# PROBLEM TO WORK ON:
Provide only the number of lines in the records below that include "this".

>> START

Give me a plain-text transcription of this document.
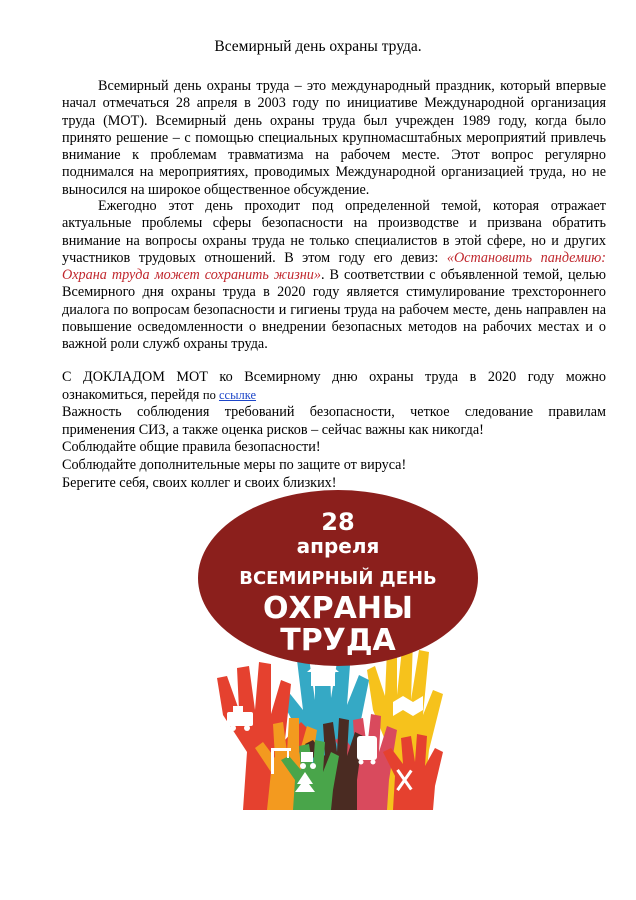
Всемирный день охраны труда.

Всемирный день охраны труда – это международный праздник, который впервые начал отмечаться 28 апреля в 2003 году по инициативе Международной организация труда (МОТ). Всемирный день охраны труда был учрежден 1989 году, когда было принято решение – с помощью специальных крупномасштабных мероприятий привлечь внимание к проблемам травматизма на рабочем месте. Этот вопрос регулярно поднимался на мероприятиях, проводимых Международной организацией труда, но не выносился на широкое общественное обсуждение.

Ежегодно этот день проходит под определенной темой, которая отражает актуальные проблемы сферы безопасности на производстве и призвана обратить внимание на вопросы охраны труда не только специалистов в этой сфере, но и других участников трудовых отношений. В этом году его девиз: «Остановить пандемию: Охрана труда может сохранить жизни». В соответствии с объявленной темой, целью Всемирного дня охраны труда в 2020 году является стимулирование трехстороннего диалога по вопросам безопасности и гигиены труда на рабочем месте, день направлен на повышение осведомленности о внедрении безопасных методов на рабочих местах и о важной роли служб охраны труда.

С ДОКЛАДОМ МОТ ко Всемирному дню охраны труда в 2020 году можно ознакомиться, перейдя по ссылке
Важность соблюдения требований безопасности, четкое следование правилам применения СИЗ, а также оценка рисков – сейчас важны как никогда!
Соблюдайте общие правила безопасности!
Соблюдайте дополнительные меры по защите от вируса!
Берегите себя, своих коллег и своих близких!
28
апреля
ВСЕМИРНЫЙ ДЕНЬ
ОХРАНЫ
ТРУДА
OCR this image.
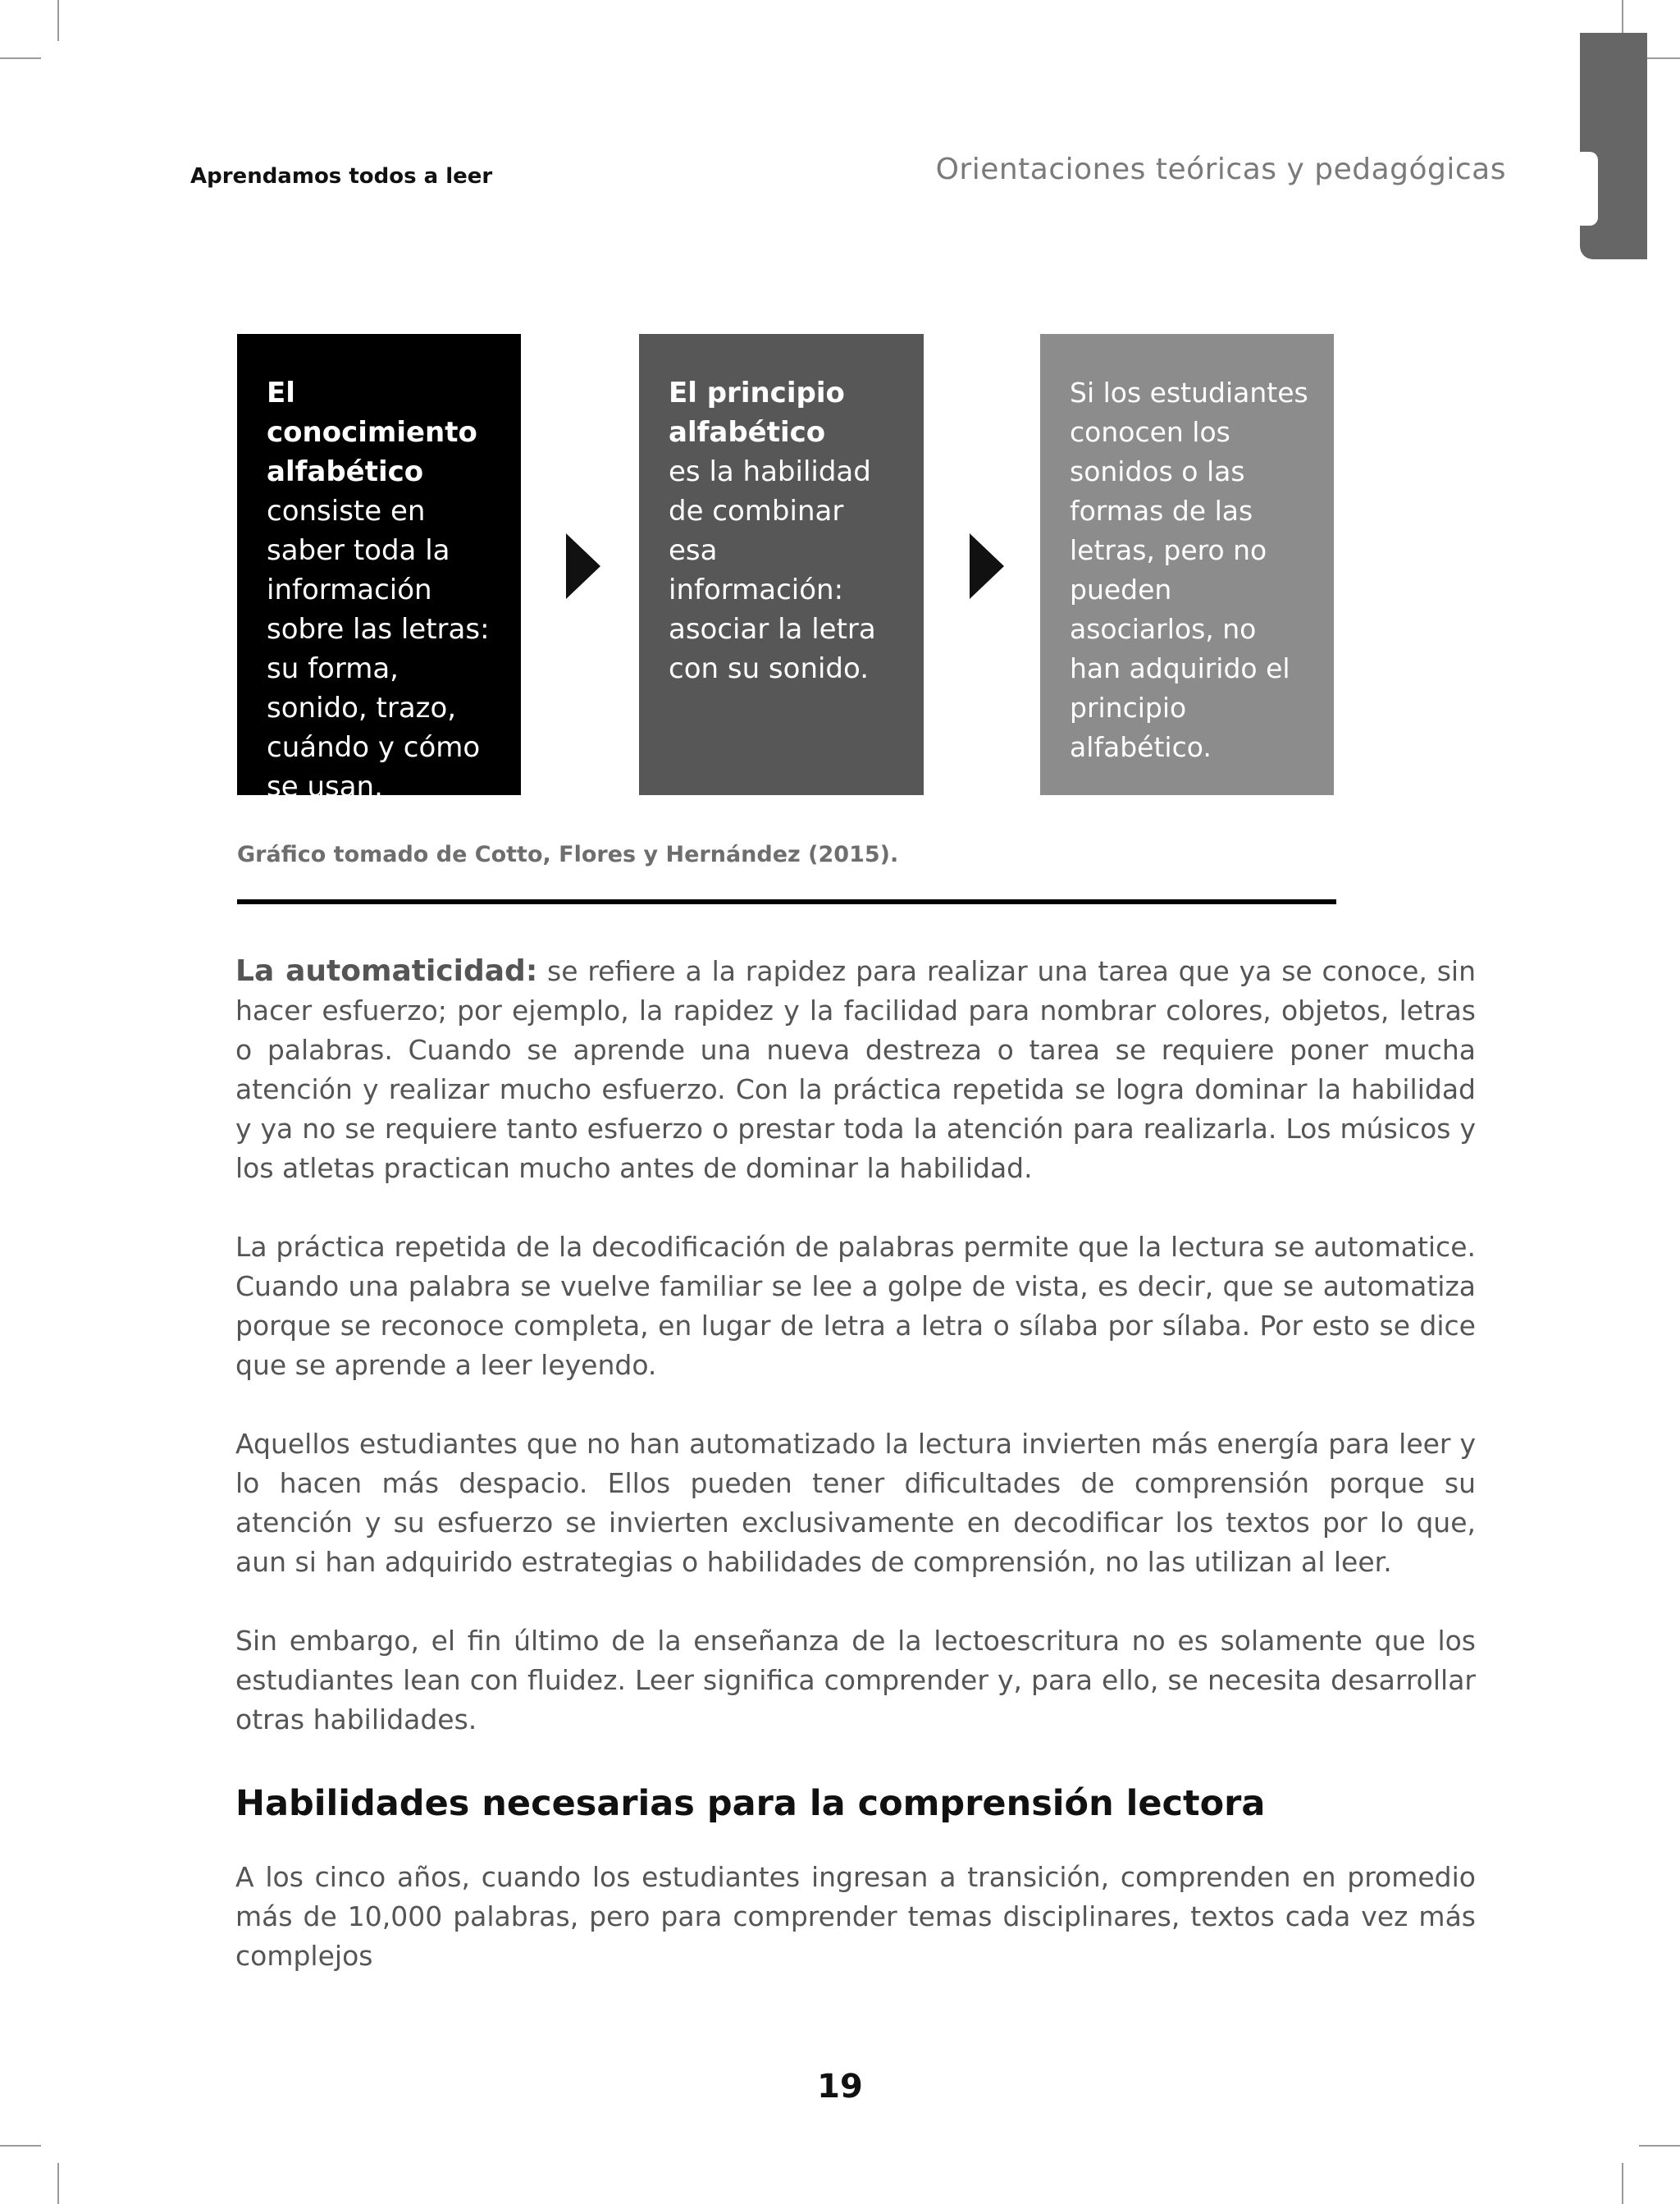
Aprendamos todos a leer	Orientaciones teóricas y pedagógicas
El conocimiento alfabético
consiste en saber toda la información sobre las letras: su forma, sonido, trazo, cuándo y cómo se usan.
El principio alfabético
es la habilidad de combinar esa información: asociar la letra con su sonido.
Si los estudiantes conocen los sonidos o las formas de las letras, pero no pueden asociarlos, no han adquirido el principio alfabético.
Gráfico tomado de Cotto, Flores y Hernández (2015).

La automaticidad: se refiere a la rapidez para realizar una tarea que ya se conoce, sin hacer esfuerzo; por ejemplo, la rapidez y la facilidad para nombrar colores, objetos, letras o palabras. Cuando se aprende una nueva destreza o tarea se requiere poner mucha atención y realizar mucho esfuerzo. Con la práctica repetida se logra dominar la habilidad y ya no se requiere tanto esfuerzo o prestar toda la atención para realizarla. Los músicos y los atletas practican mucho antes de dominar la habilidad.

La práctica repetida de la decodificación de palabras permite que la lectura se automatice. Cuando una palabra se vuelve familiar se lee a golpe de vista, es decir, que se automatiza porque se reconoce completa, en lugar de letra a letra o sílaba por sílaba. Por esto se dice que se aprende a leer leyendo.

Aquellos estudiantes que no han automatizado la lectura invierten más energía para leer y lo hacen más despacio. Ellos pueden tener dificultades de comprensión porque su atención y su esfuerzo se invierten exclusivamente en decodificar los textos por lo que, aun si han adquirido estrategias o habilidades de comprensión, no las utilizan al leer.

Sin embargo, el fin último de la enseñanza de la lectoescritura no es solamente que los estudiantes lean con fluidez. Leer significa comprender y, para ello, se necesita desarrollar otras habilidades.

Habilidades necesarias para la comprensión lectora

A los cinco años, cuando los estudiantes ingresan a transición, comprenden en promedio más de 10,000 palabras, pero para comprender temas disciplinares, textos cada vez más complejos

19
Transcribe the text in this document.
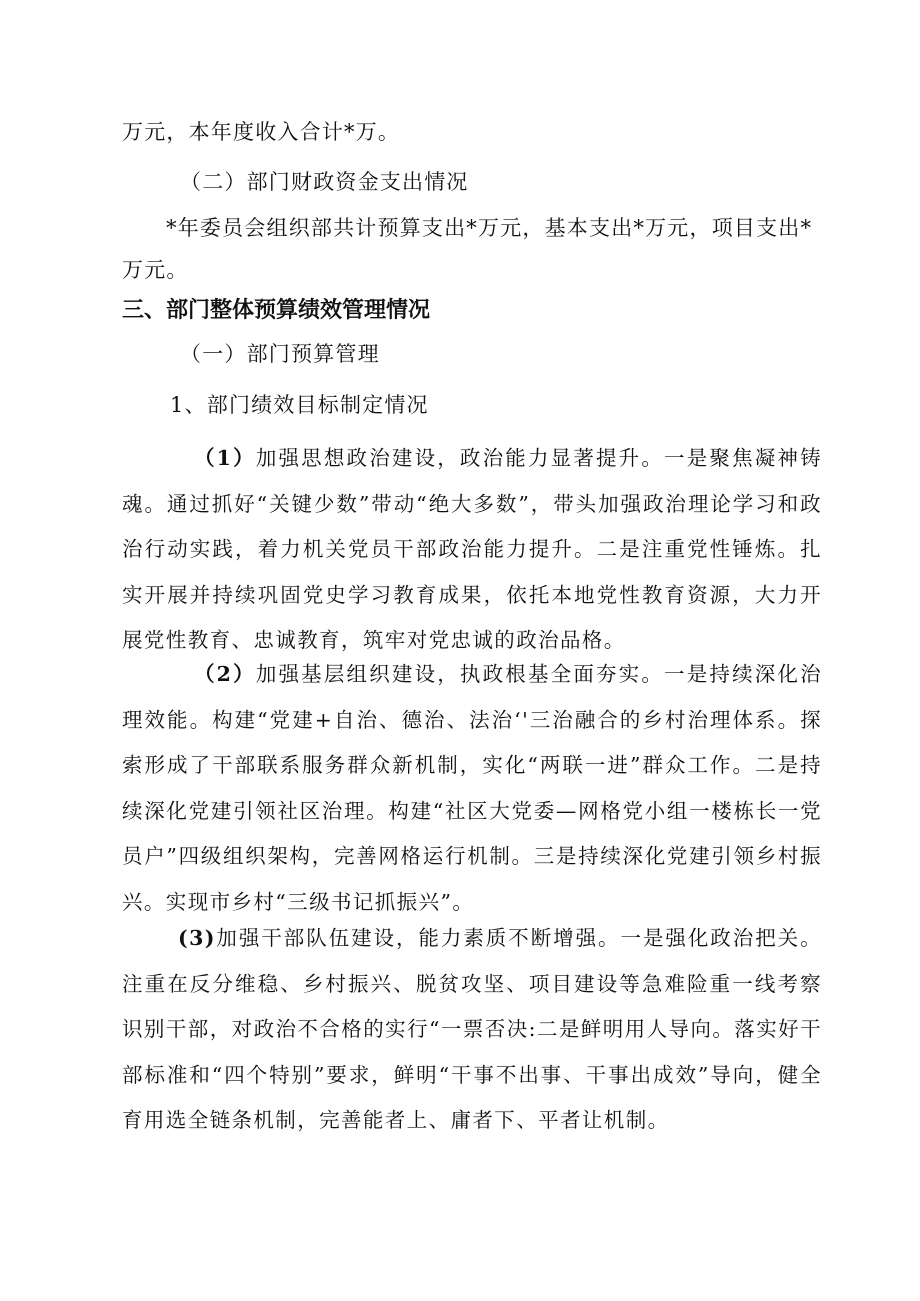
万元，本年度收入合计*万。
（二）部门财政资金支出情况
*年委员会组织部共计预算支出*万元，基本支出*万元，项目支出*
万元。
三、部门整体预算绩效管理情况
（一）部门预算管理
1、部门绩效目标制定情况

（1）加强思想政治建设，政治能力显著提升。一是聚焦凝神铸魂。通过抓好“关键少数”带动“绝大多数”，带头加强政治理论学习和政治行动实践，着力机关党员干部政治能力提升。二是注重党性锤炼。扎实开展并持续巩固党史学习教育成果，依托本地党性教育资源，大力开展党性教育、忠诚教育，筑牢对党忠诚的政治品格。

（2）加强基层组织建设，执政根基全面夯实。一是持续深化治理效能。构建“党建+自治、德治、法治‘'三治融合的乡村治理体系。探索形成了干部联系服务群众新机制，实化“两联一进”群众工作。二是持续深化党建引领社区治理。构建“社区大党委—网格党小组一楼栋长一党员户”四级组织架构，完善网格运行机制。三是持续深化党建引领乡村振兴。实现市乡村“三级书记抓振兴”。

(3)加强干部队伍建设，能力素质不断增强。一是强化政治把关。注重在反分维稳、乡村振兴、脱贫攻坚、项目建设等急难险重一线考察识别干部，对政治不合格的实行“一票否决:二是鲜明用人导向。落实好干部标准和“四个特别”要求，鲜明“干事不出事、干事出成效”导向，健全育用选全链条机制，完善能者上、庸者下、平者让机制。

>> END

# OUTPUT BELOW:
3